WHAT IS NEEDED »
Copy out each line containing "Просто" from the entries below.

Collection entries:
--*--
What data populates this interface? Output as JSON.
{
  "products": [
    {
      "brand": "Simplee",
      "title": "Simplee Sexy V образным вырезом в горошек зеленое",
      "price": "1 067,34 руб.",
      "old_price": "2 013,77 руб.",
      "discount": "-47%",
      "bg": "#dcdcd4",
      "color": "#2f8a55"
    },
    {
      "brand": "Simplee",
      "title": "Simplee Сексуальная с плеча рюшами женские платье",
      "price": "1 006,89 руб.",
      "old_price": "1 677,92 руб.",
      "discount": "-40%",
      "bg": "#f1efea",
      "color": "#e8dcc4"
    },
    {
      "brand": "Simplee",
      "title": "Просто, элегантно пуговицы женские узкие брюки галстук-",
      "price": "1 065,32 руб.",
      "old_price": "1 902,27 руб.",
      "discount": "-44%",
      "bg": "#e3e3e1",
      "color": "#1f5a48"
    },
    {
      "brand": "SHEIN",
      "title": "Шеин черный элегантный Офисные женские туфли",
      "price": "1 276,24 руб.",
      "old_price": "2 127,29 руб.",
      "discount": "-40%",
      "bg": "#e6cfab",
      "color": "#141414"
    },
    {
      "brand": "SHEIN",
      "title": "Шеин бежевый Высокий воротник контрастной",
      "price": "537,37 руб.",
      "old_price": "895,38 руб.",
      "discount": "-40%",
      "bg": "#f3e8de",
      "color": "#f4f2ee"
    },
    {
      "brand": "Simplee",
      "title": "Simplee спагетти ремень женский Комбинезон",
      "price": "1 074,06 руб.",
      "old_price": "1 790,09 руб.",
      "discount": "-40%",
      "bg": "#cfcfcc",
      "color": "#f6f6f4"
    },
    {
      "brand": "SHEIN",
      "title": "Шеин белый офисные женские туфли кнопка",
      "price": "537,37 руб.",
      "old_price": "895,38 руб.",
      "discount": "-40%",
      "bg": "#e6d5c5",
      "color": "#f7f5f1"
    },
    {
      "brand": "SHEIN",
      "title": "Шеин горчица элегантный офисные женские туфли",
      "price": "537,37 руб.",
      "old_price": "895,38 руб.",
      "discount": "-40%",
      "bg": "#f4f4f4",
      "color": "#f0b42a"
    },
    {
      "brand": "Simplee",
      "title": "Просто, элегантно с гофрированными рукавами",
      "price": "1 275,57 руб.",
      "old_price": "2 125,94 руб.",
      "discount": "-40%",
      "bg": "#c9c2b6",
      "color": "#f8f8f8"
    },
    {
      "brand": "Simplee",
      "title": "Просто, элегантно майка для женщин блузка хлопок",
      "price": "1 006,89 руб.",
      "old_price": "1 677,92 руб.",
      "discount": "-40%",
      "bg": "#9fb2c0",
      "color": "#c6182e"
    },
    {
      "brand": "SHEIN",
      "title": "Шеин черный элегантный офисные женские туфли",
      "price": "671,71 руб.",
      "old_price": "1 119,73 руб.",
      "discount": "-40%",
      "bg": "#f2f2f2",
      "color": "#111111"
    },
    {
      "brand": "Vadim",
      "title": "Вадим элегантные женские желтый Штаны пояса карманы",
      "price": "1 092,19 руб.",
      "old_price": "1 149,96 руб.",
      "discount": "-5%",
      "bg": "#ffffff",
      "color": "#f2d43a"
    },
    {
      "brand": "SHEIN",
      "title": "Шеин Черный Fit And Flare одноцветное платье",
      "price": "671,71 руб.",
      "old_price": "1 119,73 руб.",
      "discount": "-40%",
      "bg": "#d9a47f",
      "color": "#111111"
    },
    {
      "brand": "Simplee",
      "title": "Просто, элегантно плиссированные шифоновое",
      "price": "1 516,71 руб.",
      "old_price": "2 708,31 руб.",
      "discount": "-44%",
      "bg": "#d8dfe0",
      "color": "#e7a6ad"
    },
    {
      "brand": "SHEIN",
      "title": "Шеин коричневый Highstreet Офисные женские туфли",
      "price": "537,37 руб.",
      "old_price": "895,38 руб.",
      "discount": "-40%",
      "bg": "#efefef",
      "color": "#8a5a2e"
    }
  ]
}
--*--
OUTPUT BELOW »
      "title": "Просто, элегантно пуговицы женские узкие брюки галстук-",
      "title": "Просто, элегантно с гофрированными рукавами",
      "title": "Просто, элегантно майка для женщин блузка хлопок",
      "title": "Просто, элегантно плиссированные шифоновое",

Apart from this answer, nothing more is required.